• _WORK ORDER_:
From the text on the D.K. Basu judgment, extract the passage between "The third and" and "in existing bodies.", inclusive, copying it word for word.

• _STUDY TEXT_:

Details of judgment:

First 11 commandments in 1996, focused on vital processual safeguards:

  • All officials must carry name tags and full identification, arrest memo must be prepared, containing all details regarding time and place of arrest, attested by one family member or respectable member of the locality.
  • The location of arrest must be intimated to one family or next friend, details notified to the nearest legal aid organisation and arrestee must be made known of DK Basu judgement.
  • All such compliances must be recorded in the police register, arrestee must get periodical medical examination, inspection memo must be signed by arrestee also and all such information must be centralised in a central police control room.
  • Breach to be culpable with severe departmental action and additionally contempt also, and this would all be in addition to, not substitution of, any existing remedy.
  • All of the above preventive and punitive measures could go with, and were not alternatives to, full civil monetary damage claims for constitutional tort.

8 other intermediate orders till 2015:

  • Precise detailed compliance reports of above orders to be submitted by all states and UT and any delayed responses to be  looked into by special sub-committees appointed by state human rights body.
  • Also where no SHRC existed, the chief justice of the high courts to monitor it administratively.
  • It emphasised that existing powers for magisterial inquiries under the CrPC were lackadaisical and must be completed in four months, unless sessions court judges recorded reasons for extension.
  • It also directed SHRCs to be set up expeditiously in each part of India.

The third and last phase of judgment ended in 2015:

  • Stern directions were given to set up SHRCs and also fill up large vacancies in existing bodies.
  • The power of setting up human rights courts under Section 30 of the NHRC Act was directed to be operationalised.
  • All prisons had to have CCTVs within one year.
  • Non-official visitors would do surprise checks on prisons and police stations.
  • Prosecutions and departmental action to be made unhesitatingly mandated.

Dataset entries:
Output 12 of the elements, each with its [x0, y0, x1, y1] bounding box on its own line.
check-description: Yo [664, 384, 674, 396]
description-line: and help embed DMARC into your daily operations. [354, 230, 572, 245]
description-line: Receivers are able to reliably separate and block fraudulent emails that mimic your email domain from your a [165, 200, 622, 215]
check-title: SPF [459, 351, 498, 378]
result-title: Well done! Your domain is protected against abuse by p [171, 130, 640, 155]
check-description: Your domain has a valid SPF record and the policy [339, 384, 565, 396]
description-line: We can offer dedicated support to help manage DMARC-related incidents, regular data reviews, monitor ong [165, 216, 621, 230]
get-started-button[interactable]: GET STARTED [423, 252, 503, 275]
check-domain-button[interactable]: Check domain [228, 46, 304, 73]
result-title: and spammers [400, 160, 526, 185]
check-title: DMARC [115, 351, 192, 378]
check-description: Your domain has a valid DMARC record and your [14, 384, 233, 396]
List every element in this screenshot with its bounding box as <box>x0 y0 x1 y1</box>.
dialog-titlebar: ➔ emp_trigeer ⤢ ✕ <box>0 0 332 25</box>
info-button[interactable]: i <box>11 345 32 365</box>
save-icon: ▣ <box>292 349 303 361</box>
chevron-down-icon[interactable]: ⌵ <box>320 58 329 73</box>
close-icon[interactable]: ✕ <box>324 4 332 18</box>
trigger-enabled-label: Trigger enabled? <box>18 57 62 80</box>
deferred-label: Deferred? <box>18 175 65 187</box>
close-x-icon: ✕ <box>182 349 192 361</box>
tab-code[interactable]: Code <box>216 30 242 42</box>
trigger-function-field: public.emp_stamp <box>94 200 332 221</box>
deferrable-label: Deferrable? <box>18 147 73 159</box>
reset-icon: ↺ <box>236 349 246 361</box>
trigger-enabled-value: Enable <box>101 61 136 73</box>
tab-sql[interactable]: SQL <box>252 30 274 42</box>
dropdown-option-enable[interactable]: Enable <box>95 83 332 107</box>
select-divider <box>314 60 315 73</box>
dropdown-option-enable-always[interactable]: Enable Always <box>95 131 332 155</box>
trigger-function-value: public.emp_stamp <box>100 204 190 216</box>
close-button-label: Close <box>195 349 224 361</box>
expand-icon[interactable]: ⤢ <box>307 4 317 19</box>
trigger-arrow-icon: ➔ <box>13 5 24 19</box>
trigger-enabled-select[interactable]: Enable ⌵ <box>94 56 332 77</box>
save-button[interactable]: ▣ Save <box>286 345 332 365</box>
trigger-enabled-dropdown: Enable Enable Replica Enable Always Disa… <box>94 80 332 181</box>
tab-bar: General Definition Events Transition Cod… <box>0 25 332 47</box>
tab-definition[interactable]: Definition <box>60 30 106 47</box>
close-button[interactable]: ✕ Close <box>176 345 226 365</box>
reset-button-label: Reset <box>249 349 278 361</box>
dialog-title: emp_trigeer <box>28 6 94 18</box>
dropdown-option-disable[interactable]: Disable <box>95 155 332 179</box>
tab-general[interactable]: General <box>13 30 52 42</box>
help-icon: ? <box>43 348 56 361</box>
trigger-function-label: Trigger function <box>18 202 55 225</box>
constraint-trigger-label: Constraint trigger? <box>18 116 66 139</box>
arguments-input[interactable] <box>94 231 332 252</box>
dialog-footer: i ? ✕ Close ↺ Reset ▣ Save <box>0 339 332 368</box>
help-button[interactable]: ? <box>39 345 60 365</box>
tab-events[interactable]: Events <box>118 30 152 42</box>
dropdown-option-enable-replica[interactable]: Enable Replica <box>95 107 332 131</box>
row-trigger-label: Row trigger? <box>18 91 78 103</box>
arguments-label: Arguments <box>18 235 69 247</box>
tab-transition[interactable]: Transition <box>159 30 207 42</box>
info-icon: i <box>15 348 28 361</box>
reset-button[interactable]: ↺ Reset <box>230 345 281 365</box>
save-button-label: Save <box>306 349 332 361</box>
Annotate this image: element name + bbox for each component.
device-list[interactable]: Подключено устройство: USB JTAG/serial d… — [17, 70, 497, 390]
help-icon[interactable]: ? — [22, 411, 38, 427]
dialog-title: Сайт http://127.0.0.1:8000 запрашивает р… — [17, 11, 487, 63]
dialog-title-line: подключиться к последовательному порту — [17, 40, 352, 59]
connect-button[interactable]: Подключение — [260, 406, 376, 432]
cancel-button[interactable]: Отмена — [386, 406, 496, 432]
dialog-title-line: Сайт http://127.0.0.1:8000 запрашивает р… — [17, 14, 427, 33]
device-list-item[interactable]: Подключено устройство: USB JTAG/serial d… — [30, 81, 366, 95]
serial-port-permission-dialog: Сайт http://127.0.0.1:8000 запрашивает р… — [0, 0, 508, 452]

• _REPLY TO THE EXERCISE_:
The third and last phase of judgment ended in 2015:

  • Stern directions were given to set up SHRCs and also fill up large vacancies in existing bodies.